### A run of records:
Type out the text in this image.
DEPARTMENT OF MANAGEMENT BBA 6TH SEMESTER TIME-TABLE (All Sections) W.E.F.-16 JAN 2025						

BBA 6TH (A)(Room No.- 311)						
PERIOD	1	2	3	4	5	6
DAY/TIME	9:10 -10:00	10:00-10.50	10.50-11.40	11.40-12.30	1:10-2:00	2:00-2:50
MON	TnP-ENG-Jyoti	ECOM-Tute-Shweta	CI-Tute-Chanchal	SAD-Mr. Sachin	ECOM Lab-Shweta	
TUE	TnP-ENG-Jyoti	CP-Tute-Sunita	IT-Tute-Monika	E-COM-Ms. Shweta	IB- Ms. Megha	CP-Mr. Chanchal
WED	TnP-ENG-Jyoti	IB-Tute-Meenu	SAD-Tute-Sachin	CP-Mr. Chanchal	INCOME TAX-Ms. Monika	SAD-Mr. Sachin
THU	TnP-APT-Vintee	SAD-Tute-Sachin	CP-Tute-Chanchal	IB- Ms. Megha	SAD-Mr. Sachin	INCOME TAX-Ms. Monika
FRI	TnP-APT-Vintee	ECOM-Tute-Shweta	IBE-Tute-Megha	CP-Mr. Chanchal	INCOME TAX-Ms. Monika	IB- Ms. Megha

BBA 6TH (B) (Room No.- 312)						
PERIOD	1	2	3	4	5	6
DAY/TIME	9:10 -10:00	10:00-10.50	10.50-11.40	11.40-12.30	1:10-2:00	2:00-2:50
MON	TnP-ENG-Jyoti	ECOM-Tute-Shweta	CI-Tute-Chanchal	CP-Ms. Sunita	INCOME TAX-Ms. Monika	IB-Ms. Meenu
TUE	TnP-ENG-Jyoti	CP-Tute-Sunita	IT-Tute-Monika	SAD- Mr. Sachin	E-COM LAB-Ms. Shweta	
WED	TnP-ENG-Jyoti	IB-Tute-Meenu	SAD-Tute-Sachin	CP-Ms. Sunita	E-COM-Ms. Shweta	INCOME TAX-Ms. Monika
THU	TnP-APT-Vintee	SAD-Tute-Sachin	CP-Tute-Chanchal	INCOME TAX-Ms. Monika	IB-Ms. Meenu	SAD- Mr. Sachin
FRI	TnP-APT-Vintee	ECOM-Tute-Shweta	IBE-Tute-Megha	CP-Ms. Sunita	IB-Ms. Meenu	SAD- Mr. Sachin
---
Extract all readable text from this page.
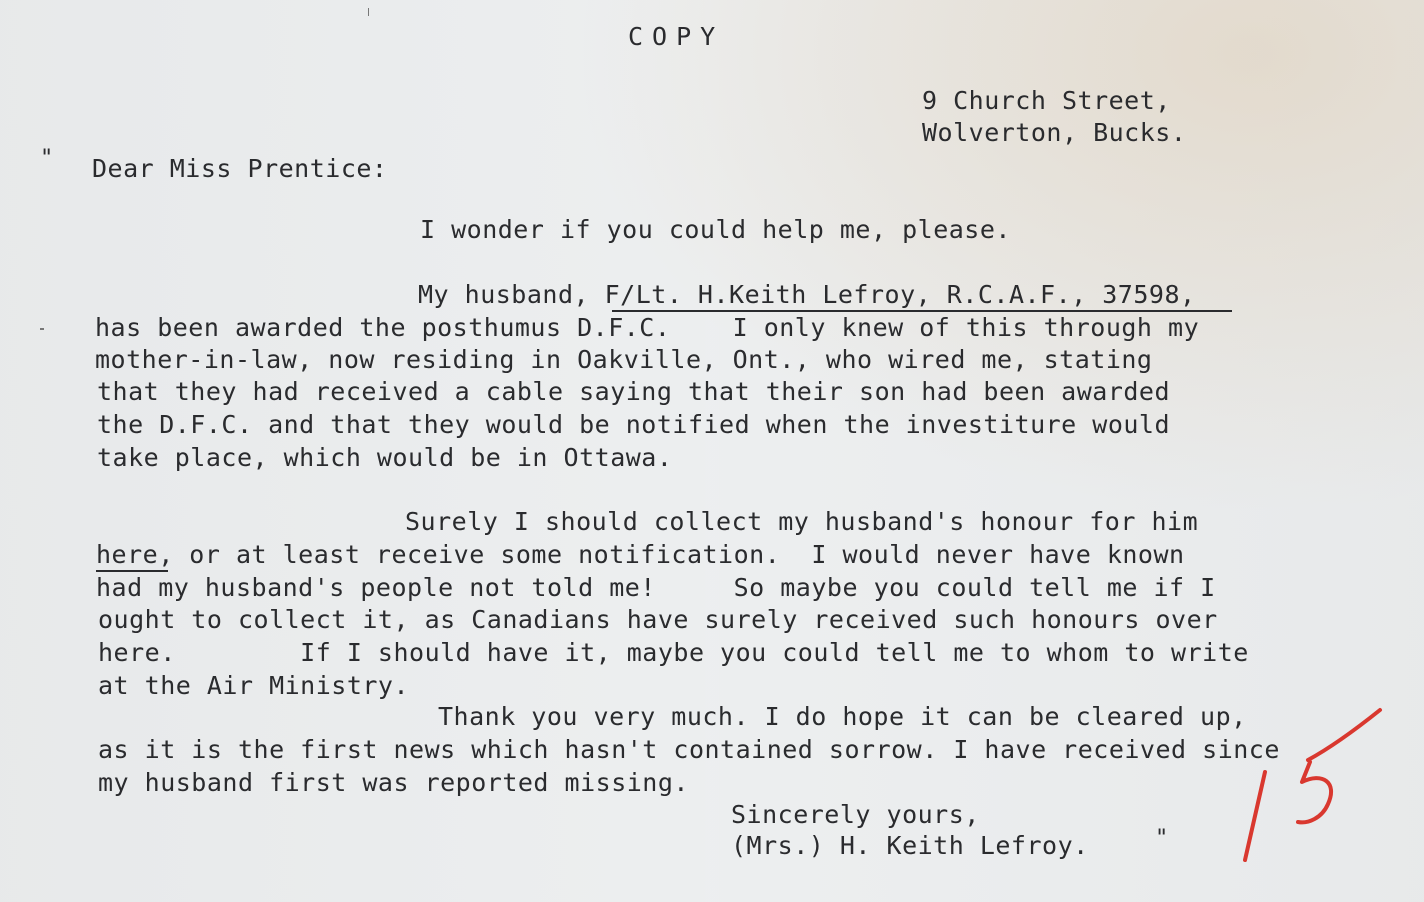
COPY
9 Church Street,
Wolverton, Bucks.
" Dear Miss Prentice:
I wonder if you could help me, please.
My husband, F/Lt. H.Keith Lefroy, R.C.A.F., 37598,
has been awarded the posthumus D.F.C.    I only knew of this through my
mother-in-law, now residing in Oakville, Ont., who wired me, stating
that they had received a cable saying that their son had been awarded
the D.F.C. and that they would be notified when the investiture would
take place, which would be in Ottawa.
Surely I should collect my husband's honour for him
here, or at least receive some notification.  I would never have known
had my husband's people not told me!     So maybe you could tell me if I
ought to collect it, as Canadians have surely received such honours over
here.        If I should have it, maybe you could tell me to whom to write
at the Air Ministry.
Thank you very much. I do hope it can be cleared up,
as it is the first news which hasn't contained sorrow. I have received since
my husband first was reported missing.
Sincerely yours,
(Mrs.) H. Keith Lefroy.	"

### WHAT IS ASKED:
Write out each line of the data that holds the string "which".

### RESPONSE FOR THIS EXERCISE:
take place, which would be in Ottawa.
as it is the first news which hasn't contained sorrow. I have received since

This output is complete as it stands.